▶ Your objective:
Whenever a line below holds the word "image", copy that line.

▶ Task input:
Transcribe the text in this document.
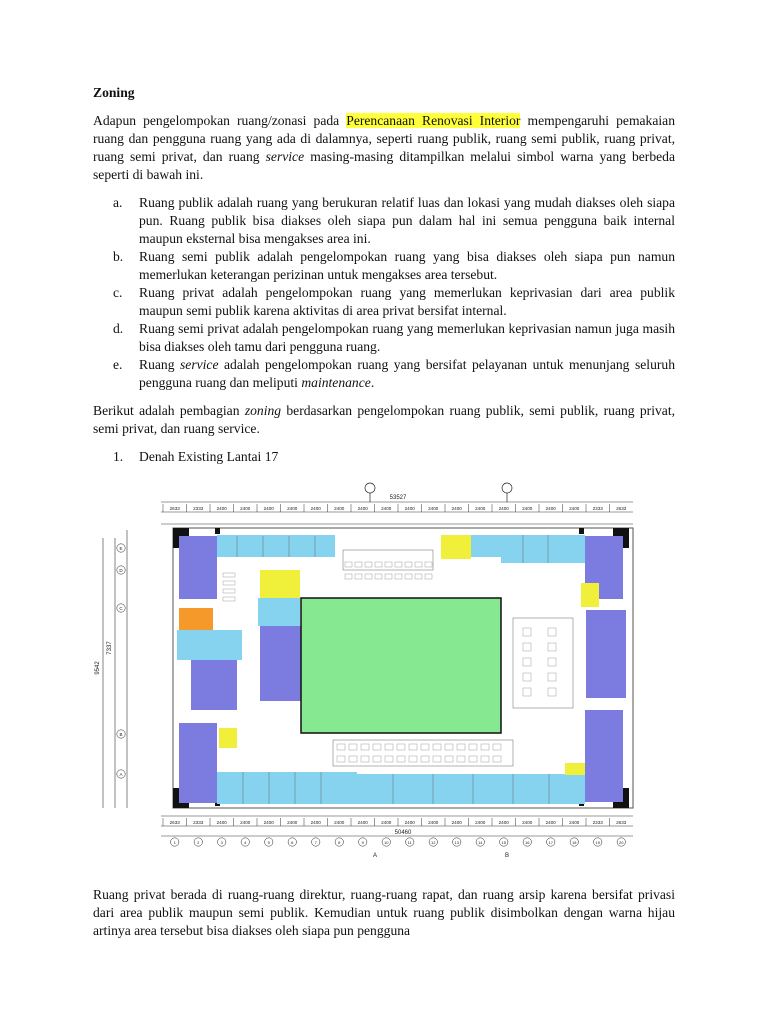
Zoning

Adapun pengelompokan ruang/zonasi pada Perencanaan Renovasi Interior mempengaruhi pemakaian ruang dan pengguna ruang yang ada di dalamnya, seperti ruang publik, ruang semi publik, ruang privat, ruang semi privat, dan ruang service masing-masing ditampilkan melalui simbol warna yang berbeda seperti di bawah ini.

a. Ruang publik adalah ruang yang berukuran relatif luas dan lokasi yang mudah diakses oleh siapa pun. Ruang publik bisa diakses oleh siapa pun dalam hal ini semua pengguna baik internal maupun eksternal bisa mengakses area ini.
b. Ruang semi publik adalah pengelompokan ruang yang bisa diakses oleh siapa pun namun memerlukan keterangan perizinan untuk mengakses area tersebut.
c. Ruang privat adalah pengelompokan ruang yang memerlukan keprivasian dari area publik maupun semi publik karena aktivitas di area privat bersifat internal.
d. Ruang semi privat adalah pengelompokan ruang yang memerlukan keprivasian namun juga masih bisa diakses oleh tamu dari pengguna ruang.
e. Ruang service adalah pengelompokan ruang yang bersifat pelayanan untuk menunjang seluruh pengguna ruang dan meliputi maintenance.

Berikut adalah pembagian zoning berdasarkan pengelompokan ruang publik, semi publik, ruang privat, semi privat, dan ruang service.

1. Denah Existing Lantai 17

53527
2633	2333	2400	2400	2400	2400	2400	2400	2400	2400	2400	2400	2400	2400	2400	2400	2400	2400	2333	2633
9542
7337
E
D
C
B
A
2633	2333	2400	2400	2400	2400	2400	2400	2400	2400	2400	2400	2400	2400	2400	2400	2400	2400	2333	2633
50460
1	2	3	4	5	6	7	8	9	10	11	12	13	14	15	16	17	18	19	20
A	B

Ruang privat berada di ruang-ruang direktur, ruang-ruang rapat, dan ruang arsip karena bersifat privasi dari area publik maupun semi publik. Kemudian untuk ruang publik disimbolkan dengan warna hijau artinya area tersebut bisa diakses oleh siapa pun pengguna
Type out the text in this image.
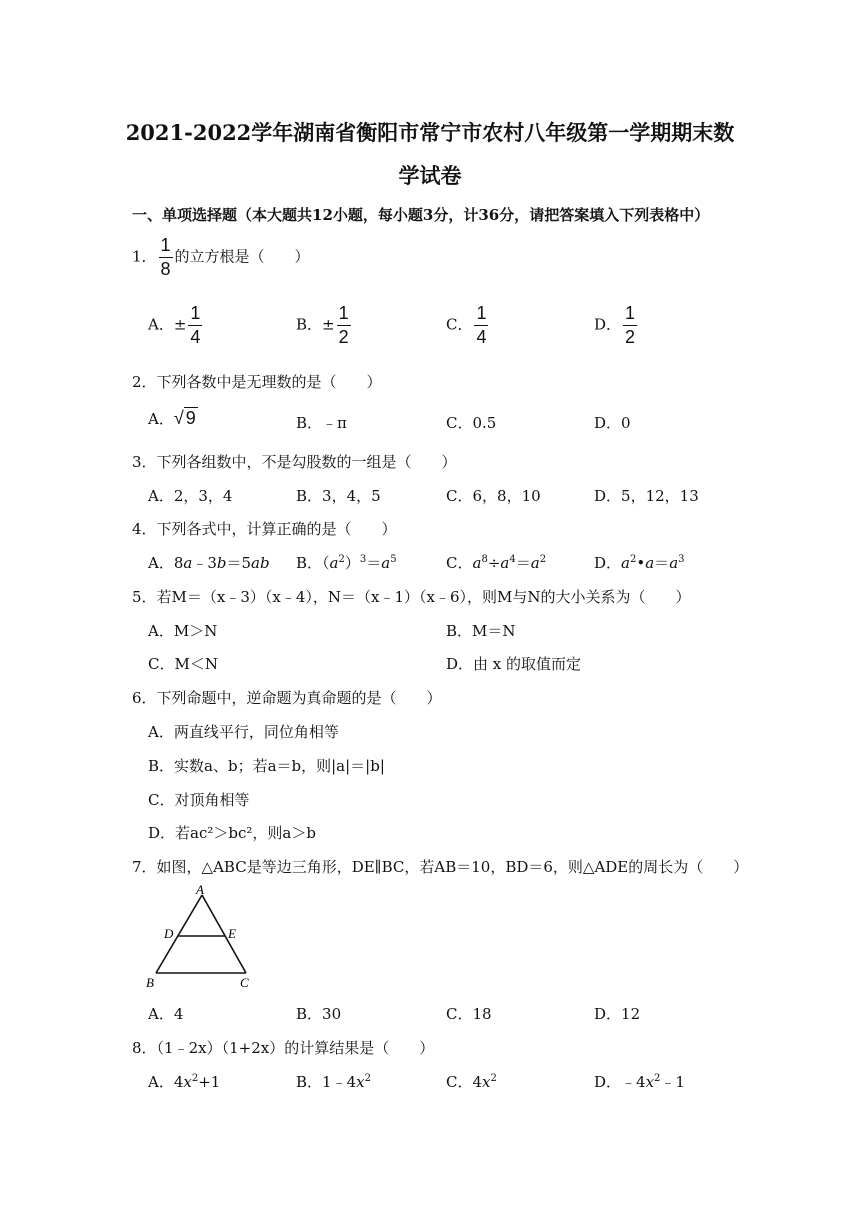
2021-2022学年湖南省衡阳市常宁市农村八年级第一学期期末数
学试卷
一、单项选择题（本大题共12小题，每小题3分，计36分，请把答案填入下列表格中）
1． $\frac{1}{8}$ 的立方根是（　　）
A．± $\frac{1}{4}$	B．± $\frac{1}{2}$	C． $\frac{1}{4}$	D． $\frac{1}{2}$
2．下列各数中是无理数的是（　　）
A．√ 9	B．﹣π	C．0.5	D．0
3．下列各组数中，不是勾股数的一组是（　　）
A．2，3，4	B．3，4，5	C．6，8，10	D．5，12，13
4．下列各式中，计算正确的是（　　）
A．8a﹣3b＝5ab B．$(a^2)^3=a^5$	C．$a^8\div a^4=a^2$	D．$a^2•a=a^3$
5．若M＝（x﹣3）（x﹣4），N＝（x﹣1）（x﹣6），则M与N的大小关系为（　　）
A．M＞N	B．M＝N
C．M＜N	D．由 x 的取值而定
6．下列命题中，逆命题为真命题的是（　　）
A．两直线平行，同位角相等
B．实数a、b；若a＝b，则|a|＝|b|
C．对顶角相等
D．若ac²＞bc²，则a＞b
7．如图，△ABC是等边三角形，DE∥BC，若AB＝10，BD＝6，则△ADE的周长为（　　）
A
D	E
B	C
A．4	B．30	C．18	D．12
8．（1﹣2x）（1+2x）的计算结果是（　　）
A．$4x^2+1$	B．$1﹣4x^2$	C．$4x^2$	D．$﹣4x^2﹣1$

---

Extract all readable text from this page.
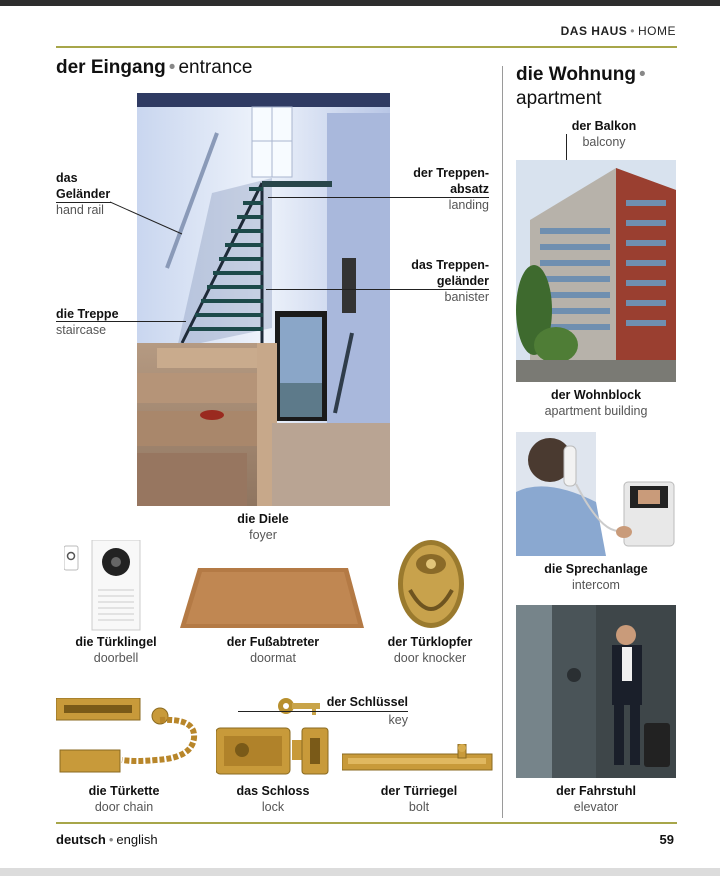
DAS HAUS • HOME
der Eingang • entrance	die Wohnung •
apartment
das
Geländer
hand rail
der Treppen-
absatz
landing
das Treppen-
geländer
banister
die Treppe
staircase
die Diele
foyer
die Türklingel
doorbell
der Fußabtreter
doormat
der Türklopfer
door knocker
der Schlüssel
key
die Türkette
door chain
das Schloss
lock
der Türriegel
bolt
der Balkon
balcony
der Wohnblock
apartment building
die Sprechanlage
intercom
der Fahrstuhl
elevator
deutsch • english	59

...

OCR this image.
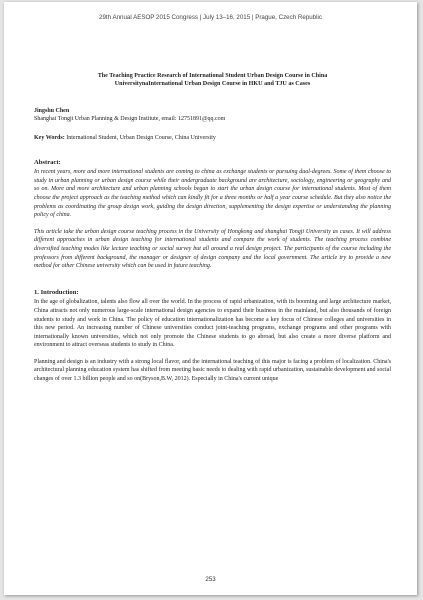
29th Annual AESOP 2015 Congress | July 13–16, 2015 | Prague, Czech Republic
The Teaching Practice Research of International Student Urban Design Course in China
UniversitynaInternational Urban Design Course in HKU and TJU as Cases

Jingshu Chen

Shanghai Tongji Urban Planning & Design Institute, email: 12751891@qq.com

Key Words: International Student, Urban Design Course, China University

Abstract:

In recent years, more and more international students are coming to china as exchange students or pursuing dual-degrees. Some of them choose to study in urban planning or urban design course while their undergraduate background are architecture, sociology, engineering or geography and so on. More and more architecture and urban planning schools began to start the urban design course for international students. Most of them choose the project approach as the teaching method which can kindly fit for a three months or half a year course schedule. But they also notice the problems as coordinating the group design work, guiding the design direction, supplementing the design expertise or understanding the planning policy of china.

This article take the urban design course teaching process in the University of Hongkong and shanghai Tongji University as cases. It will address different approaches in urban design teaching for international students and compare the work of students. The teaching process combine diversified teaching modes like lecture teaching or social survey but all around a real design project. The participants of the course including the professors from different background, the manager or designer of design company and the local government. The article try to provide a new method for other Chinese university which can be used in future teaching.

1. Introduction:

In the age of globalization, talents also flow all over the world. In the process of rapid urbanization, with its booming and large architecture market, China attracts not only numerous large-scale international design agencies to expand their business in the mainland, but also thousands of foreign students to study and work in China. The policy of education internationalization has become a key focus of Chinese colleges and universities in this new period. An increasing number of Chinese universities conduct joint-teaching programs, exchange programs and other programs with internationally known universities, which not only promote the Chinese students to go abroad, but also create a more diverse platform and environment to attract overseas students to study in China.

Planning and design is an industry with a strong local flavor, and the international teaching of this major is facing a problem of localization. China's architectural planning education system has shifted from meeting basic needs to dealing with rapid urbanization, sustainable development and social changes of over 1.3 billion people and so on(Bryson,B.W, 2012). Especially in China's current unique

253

▶ Answer for the task:
Type out the text in this image.
OCR this image.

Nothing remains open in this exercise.